**** INPUT FOR THIS TASK ****

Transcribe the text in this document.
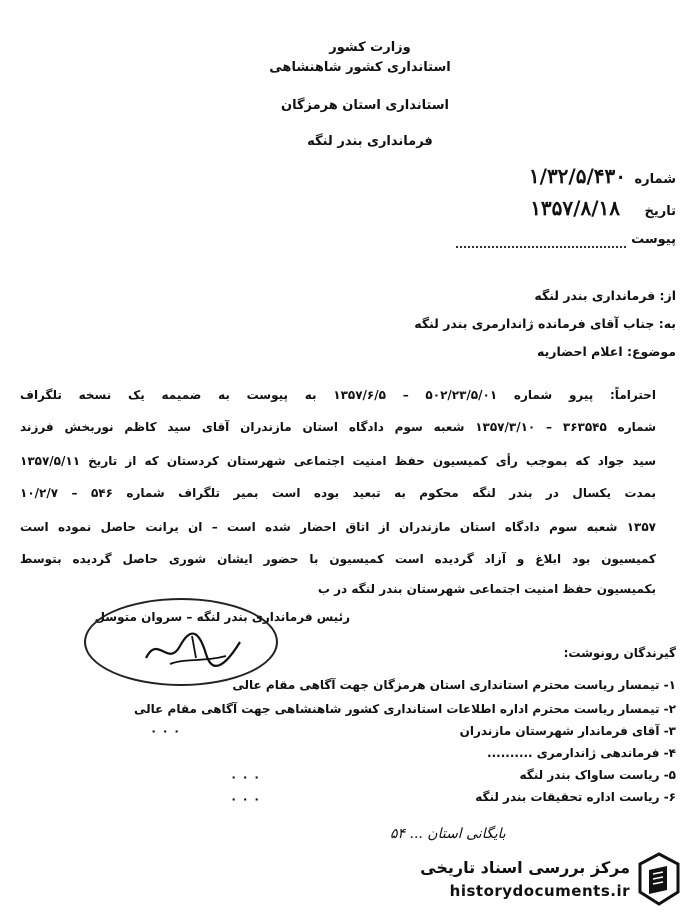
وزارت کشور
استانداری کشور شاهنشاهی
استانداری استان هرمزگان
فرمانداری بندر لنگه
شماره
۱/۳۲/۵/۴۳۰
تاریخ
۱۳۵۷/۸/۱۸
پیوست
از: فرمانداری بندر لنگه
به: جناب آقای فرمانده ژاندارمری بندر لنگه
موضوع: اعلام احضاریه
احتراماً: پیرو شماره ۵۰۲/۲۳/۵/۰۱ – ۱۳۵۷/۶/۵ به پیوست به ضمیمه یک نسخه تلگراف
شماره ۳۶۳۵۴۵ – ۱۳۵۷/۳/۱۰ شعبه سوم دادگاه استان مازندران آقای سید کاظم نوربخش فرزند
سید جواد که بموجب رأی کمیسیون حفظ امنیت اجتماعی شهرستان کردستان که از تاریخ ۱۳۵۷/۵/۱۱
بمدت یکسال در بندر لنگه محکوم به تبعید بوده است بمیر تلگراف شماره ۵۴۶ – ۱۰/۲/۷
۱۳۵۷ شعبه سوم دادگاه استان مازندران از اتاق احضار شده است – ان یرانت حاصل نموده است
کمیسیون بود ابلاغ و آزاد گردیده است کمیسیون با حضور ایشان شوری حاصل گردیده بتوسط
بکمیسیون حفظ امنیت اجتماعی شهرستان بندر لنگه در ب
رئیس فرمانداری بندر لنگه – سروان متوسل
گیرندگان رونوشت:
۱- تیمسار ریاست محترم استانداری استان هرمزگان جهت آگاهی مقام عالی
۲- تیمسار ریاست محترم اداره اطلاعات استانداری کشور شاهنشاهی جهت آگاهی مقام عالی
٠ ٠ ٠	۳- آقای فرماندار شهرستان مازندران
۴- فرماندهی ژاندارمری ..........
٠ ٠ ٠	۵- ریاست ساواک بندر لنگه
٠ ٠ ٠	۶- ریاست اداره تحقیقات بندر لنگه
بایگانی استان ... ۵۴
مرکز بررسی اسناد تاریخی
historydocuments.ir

****
**** INPUT FOR THIS TASK ****

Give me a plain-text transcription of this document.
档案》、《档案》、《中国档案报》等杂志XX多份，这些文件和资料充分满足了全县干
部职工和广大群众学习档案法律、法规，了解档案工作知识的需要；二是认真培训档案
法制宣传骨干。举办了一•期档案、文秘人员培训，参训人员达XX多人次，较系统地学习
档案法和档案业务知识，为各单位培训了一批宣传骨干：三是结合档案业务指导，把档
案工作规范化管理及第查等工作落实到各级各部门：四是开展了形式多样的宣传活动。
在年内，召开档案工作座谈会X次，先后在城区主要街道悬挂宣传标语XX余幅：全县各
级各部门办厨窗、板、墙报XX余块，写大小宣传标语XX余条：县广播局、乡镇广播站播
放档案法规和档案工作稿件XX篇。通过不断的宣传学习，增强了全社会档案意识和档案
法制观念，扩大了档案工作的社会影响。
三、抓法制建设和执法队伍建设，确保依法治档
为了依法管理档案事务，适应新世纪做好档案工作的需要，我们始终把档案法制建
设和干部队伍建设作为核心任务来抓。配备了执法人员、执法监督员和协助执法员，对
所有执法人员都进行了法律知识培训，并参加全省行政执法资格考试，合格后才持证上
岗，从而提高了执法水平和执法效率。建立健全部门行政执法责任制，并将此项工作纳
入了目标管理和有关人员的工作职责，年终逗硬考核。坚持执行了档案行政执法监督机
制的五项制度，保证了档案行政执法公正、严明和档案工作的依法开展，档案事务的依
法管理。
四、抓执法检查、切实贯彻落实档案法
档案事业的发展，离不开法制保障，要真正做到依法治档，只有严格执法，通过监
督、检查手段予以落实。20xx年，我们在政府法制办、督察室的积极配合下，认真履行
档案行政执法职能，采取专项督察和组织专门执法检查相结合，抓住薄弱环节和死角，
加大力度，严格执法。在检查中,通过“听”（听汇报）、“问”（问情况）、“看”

****

* _OBJECTIVE_
From the data above, copy each line where the string "لنگه" appears.

* _TASK RESULT_
فرمانداری بندر لنگه
از: فرمانداری بندر لنگه
به: جناب آقای فرمانده ژاندارمری بندر لنگه
بمدت یکسال در بندر لنگه محکوم به تبعید بوده است بمیر تلگراف شماره ۵۴۶ – ۱۰/۲/۷
بکمیسیون حفظ امنیت اجتماعی شهرستان بندر لنگه در ب
رئیس فرمانداری بندر لنگه – سروان متوسل
٠ ٠ ٠	۵- ریاست ساواک بندر لنگه
٠ ٠ ٠	۶- ریاست اداره تحقیقات بندر لنگه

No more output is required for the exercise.